WORK INSTRUCTIONS: Find the lines holding the word "content" and collect them.

*** STORED ROWS

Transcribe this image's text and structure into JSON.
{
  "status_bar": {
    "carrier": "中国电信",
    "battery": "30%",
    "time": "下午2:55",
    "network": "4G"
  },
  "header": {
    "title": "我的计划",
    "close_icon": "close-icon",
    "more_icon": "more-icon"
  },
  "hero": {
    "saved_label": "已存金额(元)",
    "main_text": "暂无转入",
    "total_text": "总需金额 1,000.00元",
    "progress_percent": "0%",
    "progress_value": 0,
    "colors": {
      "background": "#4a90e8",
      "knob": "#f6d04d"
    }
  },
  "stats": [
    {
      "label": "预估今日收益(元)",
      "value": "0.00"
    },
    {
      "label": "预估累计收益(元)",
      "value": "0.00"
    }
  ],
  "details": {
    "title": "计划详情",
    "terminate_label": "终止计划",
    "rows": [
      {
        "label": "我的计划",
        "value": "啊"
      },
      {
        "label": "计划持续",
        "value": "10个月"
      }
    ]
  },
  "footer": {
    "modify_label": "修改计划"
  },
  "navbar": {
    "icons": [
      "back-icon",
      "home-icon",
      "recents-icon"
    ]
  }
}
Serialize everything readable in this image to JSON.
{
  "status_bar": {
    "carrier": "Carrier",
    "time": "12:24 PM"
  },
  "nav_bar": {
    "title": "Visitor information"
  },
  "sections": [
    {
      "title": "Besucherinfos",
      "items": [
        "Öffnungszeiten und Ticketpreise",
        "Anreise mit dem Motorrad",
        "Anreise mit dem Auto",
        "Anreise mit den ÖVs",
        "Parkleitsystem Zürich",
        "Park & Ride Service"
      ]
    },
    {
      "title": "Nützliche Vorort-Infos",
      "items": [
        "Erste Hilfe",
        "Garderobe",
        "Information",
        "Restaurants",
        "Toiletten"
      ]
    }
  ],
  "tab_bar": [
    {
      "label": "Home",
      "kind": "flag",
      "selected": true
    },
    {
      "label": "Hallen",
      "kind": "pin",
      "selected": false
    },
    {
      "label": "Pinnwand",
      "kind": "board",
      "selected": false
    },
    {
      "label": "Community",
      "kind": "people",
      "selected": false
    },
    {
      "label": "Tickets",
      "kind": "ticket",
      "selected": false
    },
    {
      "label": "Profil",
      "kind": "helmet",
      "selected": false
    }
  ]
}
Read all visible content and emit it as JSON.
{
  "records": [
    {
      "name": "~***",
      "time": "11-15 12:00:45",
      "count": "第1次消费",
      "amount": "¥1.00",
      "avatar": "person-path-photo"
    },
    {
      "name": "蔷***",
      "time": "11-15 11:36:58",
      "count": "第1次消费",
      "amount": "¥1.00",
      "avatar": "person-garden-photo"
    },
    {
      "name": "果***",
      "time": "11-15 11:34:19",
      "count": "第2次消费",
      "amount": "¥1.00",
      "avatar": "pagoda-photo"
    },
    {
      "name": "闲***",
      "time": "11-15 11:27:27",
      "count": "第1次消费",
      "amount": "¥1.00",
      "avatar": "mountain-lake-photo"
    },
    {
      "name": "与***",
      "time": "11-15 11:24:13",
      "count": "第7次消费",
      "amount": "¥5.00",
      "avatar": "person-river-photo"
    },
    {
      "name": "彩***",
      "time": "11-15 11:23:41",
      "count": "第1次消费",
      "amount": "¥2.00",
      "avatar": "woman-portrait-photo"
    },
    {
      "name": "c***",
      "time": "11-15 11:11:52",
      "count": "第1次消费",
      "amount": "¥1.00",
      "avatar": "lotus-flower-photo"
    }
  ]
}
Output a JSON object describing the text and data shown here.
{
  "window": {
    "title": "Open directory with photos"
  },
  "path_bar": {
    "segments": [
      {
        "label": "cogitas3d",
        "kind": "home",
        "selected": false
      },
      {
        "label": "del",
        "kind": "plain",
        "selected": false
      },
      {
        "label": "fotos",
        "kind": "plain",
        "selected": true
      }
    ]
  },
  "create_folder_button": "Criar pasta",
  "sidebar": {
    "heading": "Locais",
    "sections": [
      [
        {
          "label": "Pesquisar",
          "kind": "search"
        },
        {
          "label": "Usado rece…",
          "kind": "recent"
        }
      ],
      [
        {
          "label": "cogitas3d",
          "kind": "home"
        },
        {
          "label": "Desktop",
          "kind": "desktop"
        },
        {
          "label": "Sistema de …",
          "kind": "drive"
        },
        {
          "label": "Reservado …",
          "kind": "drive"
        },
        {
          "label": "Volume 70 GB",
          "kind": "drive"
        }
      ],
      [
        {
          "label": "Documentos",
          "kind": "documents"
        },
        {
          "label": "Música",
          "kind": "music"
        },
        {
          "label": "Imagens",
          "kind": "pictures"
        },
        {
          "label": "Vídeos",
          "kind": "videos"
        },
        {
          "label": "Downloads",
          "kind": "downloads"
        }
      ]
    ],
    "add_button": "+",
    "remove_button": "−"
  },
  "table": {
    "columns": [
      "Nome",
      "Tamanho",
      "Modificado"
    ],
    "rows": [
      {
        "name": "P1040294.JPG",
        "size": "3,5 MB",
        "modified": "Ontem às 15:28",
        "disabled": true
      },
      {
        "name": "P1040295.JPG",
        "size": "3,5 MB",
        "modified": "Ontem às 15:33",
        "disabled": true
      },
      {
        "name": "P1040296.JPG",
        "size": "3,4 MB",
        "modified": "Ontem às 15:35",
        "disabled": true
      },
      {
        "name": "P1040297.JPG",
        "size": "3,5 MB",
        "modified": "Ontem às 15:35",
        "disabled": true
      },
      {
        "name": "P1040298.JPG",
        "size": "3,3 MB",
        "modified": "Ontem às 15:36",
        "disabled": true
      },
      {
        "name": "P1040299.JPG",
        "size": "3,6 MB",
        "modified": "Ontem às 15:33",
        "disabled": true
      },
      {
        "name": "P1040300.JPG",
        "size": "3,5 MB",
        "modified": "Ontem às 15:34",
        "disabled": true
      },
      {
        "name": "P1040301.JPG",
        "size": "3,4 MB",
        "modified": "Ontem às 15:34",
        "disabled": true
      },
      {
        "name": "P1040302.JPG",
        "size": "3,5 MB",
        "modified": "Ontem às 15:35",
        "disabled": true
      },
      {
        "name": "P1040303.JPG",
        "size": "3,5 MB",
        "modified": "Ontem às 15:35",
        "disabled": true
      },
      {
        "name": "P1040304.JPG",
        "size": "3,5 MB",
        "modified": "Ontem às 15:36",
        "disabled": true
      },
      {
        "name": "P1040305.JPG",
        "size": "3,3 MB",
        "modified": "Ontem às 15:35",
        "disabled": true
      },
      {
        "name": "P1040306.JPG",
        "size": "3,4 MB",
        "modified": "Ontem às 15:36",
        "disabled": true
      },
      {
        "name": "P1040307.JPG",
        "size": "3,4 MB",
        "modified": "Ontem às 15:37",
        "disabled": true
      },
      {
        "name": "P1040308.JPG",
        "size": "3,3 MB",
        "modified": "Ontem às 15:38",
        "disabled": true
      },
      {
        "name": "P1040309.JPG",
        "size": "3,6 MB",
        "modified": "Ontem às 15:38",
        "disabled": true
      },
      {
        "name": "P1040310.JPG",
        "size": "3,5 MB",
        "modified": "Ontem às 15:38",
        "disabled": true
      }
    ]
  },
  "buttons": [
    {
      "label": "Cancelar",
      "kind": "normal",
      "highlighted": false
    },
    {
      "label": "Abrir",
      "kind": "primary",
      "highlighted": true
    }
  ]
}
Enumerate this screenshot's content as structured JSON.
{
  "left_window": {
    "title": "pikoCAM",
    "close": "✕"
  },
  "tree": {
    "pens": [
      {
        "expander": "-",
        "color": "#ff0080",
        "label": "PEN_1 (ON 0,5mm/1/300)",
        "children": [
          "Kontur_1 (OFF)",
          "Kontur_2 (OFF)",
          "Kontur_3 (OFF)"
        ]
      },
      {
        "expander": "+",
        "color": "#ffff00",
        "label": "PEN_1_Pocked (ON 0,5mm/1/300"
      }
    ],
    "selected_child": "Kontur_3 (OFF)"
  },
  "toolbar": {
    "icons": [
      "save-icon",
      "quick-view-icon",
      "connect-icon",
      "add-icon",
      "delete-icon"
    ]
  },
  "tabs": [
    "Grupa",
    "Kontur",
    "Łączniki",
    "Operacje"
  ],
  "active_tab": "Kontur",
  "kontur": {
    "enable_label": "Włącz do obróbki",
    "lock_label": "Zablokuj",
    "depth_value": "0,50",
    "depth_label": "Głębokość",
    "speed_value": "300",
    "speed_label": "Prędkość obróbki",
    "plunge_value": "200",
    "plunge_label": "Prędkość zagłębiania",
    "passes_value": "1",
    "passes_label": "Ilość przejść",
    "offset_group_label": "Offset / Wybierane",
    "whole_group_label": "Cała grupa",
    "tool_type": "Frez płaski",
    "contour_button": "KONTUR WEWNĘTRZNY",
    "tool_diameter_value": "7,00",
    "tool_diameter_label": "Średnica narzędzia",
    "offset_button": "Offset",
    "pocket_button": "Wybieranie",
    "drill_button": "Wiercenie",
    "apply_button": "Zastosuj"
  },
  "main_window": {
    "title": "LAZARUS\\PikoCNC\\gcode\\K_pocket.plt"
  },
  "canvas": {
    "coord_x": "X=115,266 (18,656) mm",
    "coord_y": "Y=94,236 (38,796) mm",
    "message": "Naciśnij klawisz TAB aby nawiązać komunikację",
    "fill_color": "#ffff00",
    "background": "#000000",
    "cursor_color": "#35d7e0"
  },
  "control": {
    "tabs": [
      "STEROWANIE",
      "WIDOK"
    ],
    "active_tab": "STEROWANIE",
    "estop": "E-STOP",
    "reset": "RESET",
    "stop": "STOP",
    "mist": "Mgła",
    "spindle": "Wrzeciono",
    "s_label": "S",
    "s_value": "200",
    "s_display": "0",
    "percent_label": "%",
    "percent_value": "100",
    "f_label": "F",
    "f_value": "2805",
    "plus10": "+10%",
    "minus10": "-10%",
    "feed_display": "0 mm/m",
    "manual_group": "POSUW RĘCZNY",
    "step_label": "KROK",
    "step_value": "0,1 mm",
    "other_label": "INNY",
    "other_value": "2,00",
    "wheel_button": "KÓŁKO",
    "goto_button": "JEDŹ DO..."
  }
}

******

CORRECT OUTPUT:
Read all visible content and emit it as JSON.
Enumerate this screenshot's content as structured JSON.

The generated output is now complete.